◆ **PROBLEM TO SOLVE**
Your task is to gather the lines below that hold the string "text".

(Collection entries)
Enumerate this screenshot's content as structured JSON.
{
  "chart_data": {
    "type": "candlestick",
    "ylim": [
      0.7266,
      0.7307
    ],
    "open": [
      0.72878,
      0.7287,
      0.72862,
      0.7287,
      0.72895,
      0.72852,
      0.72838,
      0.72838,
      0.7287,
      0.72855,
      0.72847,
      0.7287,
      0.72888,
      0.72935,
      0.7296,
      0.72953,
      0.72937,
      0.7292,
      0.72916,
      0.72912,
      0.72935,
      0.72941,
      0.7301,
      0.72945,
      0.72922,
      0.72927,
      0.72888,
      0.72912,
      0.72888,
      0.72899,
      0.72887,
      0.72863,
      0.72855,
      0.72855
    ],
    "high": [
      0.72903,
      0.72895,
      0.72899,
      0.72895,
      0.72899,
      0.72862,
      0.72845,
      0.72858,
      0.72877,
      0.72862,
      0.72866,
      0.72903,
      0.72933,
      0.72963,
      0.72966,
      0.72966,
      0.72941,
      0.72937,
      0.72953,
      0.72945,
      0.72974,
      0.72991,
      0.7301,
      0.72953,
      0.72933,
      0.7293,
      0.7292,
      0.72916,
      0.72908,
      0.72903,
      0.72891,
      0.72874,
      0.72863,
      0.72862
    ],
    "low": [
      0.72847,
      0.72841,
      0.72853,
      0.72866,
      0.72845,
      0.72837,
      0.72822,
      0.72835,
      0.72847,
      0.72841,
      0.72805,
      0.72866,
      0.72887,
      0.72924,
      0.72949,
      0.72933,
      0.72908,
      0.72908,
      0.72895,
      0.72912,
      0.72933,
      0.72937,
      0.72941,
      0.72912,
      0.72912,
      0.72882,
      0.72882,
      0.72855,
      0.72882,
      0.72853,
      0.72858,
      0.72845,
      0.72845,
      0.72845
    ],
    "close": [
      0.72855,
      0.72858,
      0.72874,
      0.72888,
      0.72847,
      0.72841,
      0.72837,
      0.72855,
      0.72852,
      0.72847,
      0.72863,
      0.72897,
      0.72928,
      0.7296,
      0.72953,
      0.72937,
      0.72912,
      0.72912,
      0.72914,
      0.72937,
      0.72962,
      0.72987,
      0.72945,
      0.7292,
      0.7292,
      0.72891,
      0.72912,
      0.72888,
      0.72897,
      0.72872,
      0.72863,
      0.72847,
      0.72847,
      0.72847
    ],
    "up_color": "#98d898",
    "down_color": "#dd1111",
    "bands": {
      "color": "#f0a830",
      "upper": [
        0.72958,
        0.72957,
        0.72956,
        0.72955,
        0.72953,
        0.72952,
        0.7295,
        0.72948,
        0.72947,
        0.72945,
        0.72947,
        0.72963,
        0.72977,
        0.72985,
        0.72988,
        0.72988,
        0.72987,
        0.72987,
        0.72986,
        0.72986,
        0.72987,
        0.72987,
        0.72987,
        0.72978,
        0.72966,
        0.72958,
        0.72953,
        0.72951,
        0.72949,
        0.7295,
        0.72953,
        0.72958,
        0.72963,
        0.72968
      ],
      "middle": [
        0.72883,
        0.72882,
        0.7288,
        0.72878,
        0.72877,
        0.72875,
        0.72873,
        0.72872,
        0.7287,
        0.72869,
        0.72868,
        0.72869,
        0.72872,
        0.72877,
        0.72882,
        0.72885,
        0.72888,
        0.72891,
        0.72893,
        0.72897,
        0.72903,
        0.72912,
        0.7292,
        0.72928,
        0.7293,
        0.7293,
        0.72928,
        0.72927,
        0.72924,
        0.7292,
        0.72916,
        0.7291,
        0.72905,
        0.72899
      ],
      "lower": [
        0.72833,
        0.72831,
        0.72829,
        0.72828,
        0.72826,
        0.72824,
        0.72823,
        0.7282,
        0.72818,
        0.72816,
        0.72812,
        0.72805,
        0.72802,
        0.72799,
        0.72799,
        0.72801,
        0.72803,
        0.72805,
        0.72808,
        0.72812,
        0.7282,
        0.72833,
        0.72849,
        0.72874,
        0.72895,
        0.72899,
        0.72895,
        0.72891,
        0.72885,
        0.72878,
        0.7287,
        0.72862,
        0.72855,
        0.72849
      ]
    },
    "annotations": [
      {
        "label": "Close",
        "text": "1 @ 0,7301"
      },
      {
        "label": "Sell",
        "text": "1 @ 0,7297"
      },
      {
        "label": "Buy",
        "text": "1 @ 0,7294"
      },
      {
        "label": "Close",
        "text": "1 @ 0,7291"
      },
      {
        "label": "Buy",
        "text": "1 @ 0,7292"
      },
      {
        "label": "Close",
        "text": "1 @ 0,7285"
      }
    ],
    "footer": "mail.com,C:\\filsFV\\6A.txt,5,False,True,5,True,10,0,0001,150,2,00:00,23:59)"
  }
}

◆ **ANSWER TO THE PROBLEM**
        "text": "1 @ 0,7301"
        "text": "1 @ 0,7297"
        "text": "1 @ 0,7294"
        "text": "1 @ 0,7291"
        "text": "1 @ 0,7292"
        "text": "1 @ 0,7285"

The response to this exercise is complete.